The request
Below are records. Copy every line with "проекта" in it.

Rows
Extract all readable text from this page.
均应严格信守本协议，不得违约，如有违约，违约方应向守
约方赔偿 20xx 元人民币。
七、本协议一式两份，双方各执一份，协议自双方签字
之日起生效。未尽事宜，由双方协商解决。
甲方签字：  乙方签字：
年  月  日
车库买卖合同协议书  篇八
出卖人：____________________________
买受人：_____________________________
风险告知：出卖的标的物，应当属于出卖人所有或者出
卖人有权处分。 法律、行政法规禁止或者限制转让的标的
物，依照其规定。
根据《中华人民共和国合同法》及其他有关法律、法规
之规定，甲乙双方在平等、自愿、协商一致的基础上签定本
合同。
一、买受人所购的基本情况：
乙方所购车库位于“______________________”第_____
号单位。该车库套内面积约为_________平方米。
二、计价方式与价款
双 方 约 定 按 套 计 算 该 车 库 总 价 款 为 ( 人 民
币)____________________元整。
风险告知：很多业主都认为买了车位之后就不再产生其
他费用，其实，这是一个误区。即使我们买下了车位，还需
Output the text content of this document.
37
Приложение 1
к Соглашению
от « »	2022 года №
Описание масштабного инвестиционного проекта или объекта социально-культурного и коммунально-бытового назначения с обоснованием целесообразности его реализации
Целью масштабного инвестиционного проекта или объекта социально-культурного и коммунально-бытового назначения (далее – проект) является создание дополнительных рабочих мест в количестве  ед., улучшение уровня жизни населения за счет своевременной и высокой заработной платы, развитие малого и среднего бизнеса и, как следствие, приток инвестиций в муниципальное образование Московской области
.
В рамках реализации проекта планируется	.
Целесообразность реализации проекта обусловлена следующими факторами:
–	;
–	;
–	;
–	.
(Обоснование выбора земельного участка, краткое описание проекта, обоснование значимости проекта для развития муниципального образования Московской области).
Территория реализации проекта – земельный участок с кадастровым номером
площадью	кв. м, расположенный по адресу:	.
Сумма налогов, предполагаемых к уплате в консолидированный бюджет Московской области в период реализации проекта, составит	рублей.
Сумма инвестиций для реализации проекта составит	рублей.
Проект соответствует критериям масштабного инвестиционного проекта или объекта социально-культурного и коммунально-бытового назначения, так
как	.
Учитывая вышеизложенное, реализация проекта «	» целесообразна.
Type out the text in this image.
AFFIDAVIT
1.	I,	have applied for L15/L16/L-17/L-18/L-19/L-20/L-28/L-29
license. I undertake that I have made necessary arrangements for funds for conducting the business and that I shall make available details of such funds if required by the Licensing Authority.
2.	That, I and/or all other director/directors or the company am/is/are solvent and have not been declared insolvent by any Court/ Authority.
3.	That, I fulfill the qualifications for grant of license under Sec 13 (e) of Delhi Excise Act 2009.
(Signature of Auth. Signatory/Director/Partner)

Reply to the exercise
Описание масштабного инвестиционного проекта или объекта социально-культурного и коммунально-бытового назначения с обоснованием целесообразности его реализации
Целью масштабного инвестиционного проекта или объекта социально-культурного и коммунально-бытового назначения (далее – проект) является создание дополнительных рабочих мест в количестве  ед., улучшение уровня жизни населения за счет своевременной и высокой заработной платы, развитие малого и среднего бизнеса и, как следствие, приток инвестиций в муниципальное образование Московской области
В рамках реализации проекта планируется	.
Целесообразность реализации проекта обусловлена следующими факторами:
(Обоснование выбора земельного участка, краткое описание проекта, обоснование значимости проекта для развития муниципального образования Московской области).
Территория реализации проекта – земельный участок с кадастровым номером
Сумма налогов, предполагаемых к уплате в консолидированный бюджет Московской области в период реализации проекта, составит	рублей.
Сумма инвестиций для реализации проекта составит	рублей.
Проект соответствует критериям масштабного инвестиционного проекта или объекта социально-культурного и коммунально-бытового назначения, так
Учитывая вышеизложенное, реализация проекта «	» целесообразна.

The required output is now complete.